- _Your instructions_: With the pictures left out, copy the listing below exactly.

- _Provided records_:
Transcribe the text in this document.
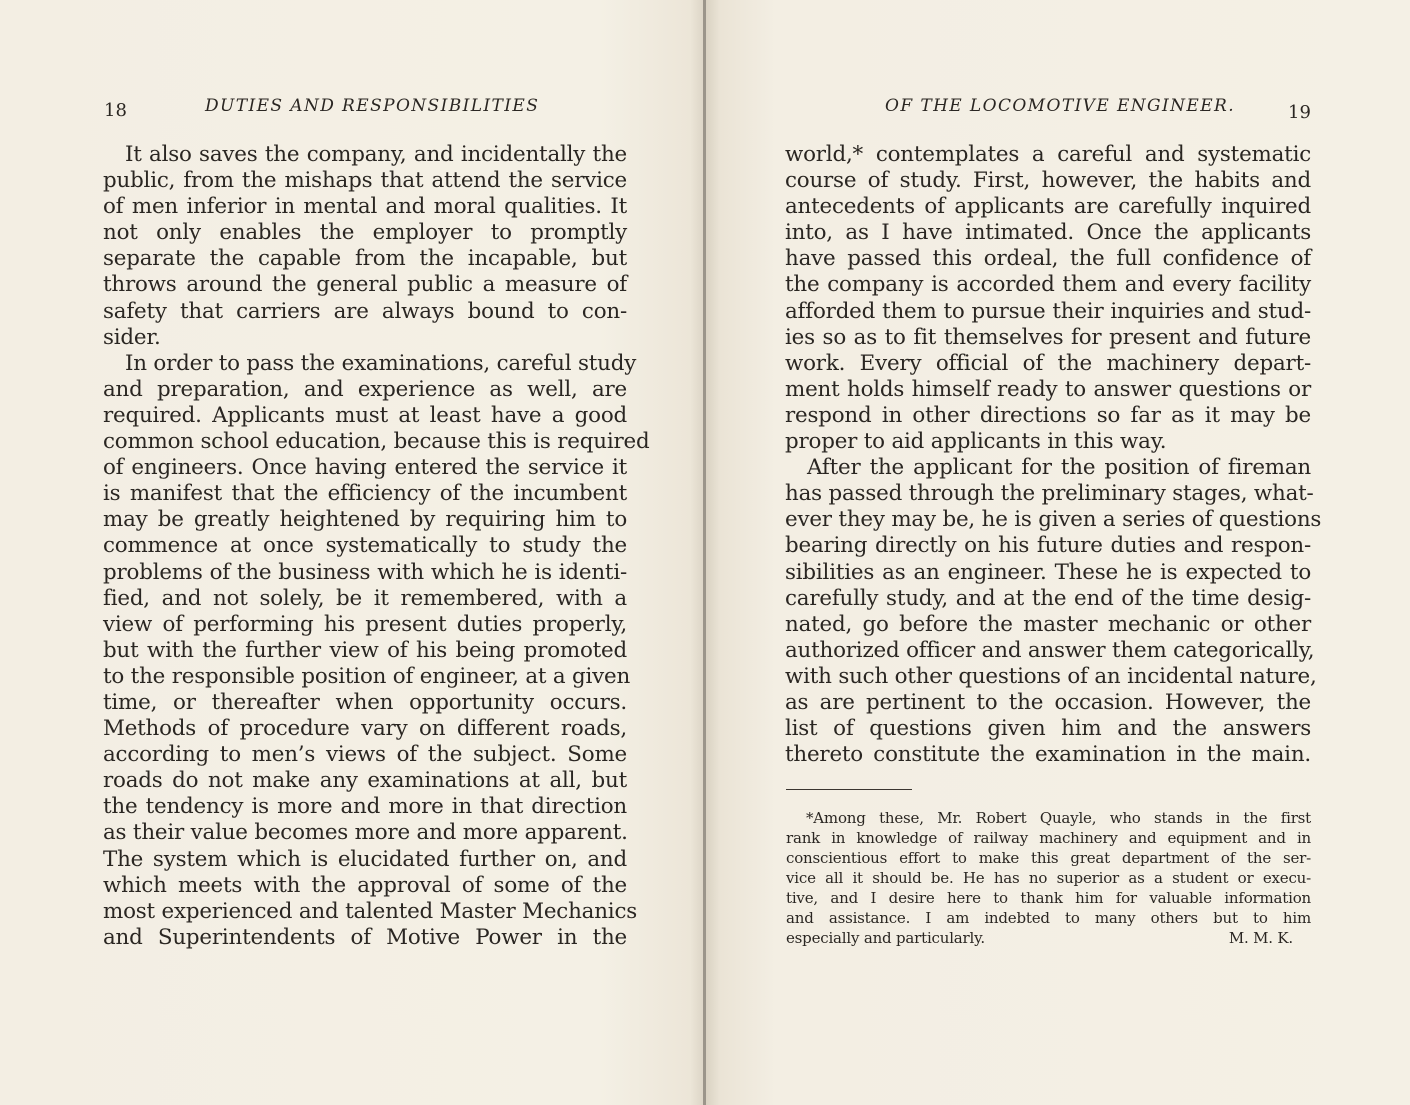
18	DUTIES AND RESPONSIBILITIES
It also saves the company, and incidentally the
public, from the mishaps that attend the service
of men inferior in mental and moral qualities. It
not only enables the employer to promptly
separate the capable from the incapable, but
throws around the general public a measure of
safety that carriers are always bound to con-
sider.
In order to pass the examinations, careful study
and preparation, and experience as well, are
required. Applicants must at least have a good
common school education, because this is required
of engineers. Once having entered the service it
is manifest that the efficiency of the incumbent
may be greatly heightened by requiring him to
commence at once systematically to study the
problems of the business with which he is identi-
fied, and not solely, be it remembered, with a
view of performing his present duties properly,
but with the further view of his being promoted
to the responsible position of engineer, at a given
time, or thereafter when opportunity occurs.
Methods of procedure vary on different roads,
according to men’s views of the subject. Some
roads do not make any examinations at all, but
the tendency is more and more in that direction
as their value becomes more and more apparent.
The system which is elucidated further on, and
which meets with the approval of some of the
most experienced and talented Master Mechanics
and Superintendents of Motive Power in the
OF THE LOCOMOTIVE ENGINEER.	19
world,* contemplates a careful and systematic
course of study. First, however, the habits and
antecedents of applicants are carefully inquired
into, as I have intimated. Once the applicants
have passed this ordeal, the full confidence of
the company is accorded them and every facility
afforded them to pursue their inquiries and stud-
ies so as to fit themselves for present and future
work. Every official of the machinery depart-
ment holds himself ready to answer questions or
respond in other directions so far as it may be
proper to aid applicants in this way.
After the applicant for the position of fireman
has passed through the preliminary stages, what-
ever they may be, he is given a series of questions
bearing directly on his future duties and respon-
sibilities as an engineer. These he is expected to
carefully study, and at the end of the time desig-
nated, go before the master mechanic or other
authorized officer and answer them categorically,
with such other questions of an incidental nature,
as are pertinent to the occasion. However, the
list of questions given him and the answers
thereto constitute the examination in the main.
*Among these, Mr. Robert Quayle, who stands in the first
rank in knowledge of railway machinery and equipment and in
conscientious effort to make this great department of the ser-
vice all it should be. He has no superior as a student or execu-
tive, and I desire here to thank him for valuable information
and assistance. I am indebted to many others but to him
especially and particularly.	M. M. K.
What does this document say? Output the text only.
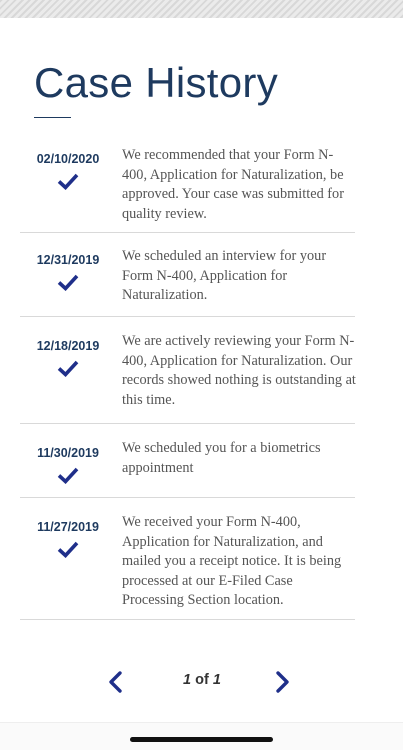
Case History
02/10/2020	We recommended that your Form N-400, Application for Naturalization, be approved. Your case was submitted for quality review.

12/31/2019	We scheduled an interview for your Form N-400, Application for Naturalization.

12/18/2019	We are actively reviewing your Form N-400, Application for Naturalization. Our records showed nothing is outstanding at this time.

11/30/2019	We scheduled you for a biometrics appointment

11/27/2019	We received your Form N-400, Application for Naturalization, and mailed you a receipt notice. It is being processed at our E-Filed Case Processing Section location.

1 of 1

- _Solution for this exercise_:
Transcribe the text in this document.
18	DUTIES AND RESPONSIBILITIES
It also saves the company, and incidentally the
public, from the mishaps that attend the service
of men inferior in mental and moral qualities. It
not only enables the employer to promptly
separate the capable from the incapable, but
throws around the general public a measure of
safety that carriers are always bound to con-
sider.
In order to pass the examinations, careful study
and preparation, and experience as well, are
required. Applicants must at least have a good
common school education, because this is required
of engineers. Once having entered the service it
is manifest that the efficiency of the incumbent
may be greatly heightened by requiring him to
commence at once systematically to study the
problems of the business with which he is identi-
fied, and not solely, be it remembered, with a
view of performing his present duties properly,
but with the further view of his being promoted
to the responsible position of engineer, at a given
time, or thereafter when opportunity occurs.
Methods of procedure vary on different roads,
according to men’s views of the subject. Some
roads do not make any examinations at all, but
the tendency is more and more in that direction
as their value becomes more and more apparent.
The system which is elucidated further on, and
which meets with the approval of some of the
most experienced and talented Master Mechanics
and Superintendents of Motive Power in the
OF THE LOCOMOTIVE ENGINEER.	19
world,* contemplates a careful and systematic
course of study. First, however, the habits and
antecedents of applicants are carefully inquired
into, as I have intimated. Once the applicants
have passed this ordeal, the full confidence of
the company is accorded them and every facility
afforded them to pursue their inquiries and stud-
ies so as to fit themselves for present and future
work. Every official of the machinery depart-
ment holds himself ready to answer questions or
respond in other directions so far as it may be
proper to aid applicants in this way.
After the applicant for the position of fireman
has passed through the preliminary stages, what-
ever they may be, he is given a series of questions
bearing directly on his future duties and respon-
sibilities as an engineer. These he is expected to
carefully study, and at the end of the time desig-
nated, go before the master mechanic or other
authorized officer and answer them categorically,
with such other questions of an incidental nature,
as are pertinent to the occasion. However, the
list of questions given him and the answers
thereto constitute the examination in the main.
*Among these, Mr. Robert Quayle, who stands in the first
rank in knowledge of railway machinery and equipment and in
conscientious effort to make this great department of the ser-
vice all it should be. He has no superior as a student or execu-
tive, and I desire here to thank him for valuable information
and assistance. I am indebted to many others but to him
especially and particularly.	M. M. K.
What does this document say? Output the text only.
Case History
02/10/2020	We recommended that your Form N-400, Application for Naturalization, be approved. Your case was submitted for quality review.

12/31/2019	We scheduled an interview for your Form N-400, Application for Naturalization.

12/18/2019	We are actively reviewing your Form N-400, Application for Naturalization. Our records showed nothing is outstanding at this time.

11/30/2019	We scheduled you for a biometrics appointment

11/27/2019	We received your Form N-400, Application for Naturalization, and mailed you a receipt notice. It is being processed at our E-Filed Case Processing Section location.

1 of 1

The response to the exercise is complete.